ENTRIES SHOWN>
***

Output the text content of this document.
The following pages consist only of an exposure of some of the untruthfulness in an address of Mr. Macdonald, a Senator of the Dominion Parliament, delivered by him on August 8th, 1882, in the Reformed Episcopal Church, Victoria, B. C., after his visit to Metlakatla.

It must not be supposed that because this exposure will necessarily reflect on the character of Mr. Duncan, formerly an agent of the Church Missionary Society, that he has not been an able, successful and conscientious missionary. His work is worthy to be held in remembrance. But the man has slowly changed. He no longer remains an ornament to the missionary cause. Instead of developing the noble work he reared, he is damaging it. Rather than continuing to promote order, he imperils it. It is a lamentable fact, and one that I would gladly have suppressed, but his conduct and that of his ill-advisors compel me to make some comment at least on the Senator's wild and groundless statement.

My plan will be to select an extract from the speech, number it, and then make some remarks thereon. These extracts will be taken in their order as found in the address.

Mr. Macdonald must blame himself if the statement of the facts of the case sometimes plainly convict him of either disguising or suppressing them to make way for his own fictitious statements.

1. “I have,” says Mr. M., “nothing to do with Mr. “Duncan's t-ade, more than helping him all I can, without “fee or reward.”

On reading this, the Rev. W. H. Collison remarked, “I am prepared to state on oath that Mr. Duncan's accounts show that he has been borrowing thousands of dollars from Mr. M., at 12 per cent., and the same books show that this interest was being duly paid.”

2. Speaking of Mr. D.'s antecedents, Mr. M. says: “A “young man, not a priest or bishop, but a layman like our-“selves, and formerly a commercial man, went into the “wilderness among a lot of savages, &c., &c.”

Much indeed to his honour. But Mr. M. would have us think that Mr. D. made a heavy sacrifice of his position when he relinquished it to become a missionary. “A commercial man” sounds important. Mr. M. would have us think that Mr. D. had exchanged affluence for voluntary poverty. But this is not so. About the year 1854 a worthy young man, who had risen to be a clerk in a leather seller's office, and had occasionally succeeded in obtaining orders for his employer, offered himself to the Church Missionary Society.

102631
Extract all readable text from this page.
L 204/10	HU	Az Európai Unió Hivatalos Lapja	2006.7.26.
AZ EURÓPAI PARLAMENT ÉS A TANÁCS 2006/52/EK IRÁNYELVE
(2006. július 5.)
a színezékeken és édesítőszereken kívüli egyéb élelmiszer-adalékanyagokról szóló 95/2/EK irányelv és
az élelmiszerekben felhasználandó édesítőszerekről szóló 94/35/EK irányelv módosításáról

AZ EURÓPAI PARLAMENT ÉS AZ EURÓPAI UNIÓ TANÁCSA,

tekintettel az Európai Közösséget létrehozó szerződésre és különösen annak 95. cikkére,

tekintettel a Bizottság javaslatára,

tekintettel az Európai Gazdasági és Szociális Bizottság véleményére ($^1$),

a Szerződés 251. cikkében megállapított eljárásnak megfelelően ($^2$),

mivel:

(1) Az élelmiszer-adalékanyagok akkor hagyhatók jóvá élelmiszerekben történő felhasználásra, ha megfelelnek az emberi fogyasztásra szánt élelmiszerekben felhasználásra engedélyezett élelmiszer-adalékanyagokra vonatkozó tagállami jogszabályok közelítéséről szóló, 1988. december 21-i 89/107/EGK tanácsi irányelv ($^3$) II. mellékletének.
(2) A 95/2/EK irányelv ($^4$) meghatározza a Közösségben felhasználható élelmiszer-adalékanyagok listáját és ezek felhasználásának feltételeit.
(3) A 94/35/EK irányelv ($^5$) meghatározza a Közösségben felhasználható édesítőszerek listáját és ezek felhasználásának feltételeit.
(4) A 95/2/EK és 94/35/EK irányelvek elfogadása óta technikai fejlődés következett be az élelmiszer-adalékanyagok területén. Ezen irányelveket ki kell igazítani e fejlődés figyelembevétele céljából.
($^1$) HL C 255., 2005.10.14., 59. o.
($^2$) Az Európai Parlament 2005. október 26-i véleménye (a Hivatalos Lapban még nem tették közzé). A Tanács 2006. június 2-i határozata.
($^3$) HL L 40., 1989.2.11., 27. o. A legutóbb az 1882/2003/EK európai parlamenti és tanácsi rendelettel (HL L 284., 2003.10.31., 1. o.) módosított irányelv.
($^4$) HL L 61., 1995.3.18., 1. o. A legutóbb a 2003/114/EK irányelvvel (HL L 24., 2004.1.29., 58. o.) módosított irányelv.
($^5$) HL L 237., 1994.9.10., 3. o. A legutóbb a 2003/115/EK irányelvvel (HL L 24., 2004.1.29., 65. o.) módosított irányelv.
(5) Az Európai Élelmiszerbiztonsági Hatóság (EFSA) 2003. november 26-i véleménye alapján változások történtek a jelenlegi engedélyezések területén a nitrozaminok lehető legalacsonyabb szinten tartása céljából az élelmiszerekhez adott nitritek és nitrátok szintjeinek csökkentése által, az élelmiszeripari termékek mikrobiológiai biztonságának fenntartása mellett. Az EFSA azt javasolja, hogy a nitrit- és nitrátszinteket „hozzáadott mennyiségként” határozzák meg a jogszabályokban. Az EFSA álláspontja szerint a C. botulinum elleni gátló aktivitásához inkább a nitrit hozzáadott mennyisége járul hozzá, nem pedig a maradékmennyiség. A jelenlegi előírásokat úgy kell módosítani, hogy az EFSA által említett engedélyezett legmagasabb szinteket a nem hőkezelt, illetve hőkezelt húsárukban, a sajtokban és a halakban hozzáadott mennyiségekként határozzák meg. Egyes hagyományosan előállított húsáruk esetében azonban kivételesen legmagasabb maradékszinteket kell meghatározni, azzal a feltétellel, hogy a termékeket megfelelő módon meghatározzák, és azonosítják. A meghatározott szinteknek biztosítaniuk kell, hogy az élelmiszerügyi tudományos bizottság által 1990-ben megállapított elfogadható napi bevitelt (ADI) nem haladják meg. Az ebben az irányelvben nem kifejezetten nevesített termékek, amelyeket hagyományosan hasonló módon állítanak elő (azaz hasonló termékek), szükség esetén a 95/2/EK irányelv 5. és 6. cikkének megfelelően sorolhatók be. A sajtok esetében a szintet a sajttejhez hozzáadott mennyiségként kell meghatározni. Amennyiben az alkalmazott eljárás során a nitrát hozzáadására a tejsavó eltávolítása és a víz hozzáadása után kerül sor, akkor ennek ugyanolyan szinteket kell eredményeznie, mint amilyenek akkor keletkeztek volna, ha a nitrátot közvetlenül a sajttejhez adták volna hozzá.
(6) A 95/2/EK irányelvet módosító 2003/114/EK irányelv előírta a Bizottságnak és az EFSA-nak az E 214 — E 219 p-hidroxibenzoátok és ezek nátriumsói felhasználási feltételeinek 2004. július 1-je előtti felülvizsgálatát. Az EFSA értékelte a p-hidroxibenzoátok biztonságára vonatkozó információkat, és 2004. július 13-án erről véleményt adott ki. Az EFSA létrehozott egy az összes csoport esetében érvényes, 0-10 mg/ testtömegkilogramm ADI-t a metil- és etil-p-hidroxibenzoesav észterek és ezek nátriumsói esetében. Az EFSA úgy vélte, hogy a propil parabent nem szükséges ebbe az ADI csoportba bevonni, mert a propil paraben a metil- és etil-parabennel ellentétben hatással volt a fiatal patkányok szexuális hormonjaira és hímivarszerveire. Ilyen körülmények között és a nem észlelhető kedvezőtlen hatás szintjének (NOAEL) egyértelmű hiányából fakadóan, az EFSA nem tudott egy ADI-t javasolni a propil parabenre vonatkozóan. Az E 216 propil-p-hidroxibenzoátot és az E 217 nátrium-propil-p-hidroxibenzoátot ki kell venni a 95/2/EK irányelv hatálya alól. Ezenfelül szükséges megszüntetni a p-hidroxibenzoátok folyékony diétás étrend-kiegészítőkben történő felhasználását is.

***

WHAT NEEDS TO BE DONE> Look above for every line with the word "text" and copy it.

ANSWER TO THE EXERCISE>
Output the text content of this document.
Extract all readable text from this page.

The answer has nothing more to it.